Start SUPPLIED MATERIAL

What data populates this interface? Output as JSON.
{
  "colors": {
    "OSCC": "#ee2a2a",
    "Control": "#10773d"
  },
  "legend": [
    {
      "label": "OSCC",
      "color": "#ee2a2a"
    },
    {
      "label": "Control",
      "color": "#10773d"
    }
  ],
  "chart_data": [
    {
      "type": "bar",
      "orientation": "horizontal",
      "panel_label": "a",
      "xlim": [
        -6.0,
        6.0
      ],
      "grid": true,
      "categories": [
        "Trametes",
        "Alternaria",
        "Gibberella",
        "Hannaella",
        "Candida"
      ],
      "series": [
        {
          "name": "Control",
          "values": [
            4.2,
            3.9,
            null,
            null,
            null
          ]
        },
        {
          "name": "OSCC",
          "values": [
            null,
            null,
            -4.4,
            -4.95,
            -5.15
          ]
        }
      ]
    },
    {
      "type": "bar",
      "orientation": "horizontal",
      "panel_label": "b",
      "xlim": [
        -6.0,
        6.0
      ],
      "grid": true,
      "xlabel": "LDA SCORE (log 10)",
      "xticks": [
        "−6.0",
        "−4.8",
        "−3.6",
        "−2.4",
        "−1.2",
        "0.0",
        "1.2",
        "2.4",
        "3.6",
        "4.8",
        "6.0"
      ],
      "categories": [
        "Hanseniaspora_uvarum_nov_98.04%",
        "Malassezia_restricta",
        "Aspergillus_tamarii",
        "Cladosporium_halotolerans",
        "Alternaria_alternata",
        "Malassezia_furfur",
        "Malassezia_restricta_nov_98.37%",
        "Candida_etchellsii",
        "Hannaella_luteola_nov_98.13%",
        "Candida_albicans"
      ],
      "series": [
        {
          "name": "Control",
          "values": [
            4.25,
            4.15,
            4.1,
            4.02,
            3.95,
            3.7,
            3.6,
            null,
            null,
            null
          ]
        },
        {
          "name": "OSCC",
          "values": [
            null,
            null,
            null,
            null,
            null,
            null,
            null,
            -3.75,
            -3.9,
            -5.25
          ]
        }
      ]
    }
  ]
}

End SUPPLIED MATERIAL

List each line of the records that holds the string "Control".

    "Control": "#10773d"
      "label": "Control",
          "name": "Control",
          "name": "Control",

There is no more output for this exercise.